**Short task**: Pick out every line of the entries below where "title" occurs, and copy those lines.

— begin —

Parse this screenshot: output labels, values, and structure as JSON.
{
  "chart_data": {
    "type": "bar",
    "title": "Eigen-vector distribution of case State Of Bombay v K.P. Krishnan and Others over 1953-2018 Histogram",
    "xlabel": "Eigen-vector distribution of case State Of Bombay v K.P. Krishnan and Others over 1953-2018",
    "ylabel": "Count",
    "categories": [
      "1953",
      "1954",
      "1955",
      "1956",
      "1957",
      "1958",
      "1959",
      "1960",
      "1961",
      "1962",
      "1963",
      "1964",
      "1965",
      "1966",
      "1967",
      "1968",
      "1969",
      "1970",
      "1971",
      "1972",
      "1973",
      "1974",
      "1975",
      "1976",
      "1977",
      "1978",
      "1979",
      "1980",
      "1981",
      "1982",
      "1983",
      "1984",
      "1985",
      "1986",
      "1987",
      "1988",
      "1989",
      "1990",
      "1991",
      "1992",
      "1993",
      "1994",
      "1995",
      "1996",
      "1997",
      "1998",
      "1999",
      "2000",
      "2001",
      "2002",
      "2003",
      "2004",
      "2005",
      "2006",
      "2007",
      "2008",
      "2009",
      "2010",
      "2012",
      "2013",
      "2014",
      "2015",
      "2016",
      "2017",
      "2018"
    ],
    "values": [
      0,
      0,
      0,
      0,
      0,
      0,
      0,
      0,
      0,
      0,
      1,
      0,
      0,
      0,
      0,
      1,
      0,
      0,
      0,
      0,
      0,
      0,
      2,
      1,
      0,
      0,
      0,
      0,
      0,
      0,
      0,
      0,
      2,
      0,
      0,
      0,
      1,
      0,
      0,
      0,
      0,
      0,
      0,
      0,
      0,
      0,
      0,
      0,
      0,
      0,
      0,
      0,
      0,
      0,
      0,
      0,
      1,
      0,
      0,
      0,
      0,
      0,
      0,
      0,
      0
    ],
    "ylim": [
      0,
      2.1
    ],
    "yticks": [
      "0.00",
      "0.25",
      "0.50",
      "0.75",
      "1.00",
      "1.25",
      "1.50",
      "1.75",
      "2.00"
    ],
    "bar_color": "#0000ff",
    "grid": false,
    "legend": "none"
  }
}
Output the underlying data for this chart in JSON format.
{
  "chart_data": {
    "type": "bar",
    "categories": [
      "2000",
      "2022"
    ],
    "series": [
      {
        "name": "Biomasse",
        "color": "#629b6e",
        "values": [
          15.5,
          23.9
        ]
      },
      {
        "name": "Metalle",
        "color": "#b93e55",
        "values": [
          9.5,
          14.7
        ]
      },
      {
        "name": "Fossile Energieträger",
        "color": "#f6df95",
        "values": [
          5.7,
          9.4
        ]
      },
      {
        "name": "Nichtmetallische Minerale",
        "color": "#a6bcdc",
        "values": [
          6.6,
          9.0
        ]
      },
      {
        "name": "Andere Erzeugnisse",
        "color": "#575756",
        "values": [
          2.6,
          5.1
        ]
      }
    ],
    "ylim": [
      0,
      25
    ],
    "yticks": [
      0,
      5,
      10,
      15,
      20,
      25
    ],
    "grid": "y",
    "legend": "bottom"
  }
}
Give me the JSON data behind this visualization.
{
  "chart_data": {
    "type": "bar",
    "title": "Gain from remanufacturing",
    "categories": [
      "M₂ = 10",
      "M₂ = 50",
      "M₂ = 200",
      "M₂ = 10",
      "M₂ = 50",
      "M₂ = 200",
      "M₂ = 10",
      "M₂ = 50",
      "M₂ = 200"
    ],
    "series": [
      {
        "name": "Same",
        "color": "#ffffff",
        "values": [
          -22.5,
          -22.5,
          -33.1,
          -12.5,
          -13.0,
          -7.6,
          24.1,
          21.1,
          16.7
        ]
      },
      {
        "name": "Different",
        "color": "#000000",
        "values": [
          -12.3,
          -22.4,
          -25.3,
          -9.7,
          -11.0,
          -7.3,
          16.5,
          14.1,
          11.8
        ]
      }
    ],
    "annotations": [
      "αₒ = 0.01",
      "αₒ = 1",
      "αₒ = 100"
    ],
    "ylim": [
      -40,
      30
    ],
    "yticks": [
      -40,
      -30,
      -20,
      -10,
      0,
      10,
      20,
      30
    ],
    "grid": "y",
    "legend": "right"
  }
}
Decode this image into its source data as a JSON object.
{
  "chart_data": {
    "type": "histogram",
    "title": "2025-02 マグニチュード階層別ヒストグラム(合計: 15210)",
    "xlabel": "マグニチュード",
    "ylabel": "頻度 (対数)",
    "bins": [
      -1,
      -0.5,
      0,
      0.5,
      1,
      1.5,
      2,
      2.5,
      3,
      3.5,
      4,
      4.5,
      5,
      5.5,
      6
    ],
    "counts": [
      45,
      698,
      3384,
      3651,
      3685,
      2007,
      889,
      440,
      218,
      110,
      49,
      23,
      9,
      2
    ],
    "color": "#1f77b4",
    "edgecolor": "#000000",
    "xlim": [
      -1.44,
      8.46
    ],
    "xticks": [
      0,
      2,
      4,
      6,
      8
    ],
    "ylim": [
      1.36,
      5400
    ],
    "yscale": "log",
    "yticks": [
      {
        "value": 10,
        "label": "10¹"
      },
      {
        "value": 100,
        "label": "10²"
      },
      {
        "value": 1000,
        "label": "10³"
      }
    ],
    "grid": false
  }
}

— end —

**Exercise response**:
    "title": "Eigen-vector distribution of case State Of Bombay v K.P. Krishnan and Others over 1953-2018 Histogram",
    "title": "Gain from remanufacturing",
    "title": "2025-02 マグニチュード階層別ヒストグラム(合計: 15210)",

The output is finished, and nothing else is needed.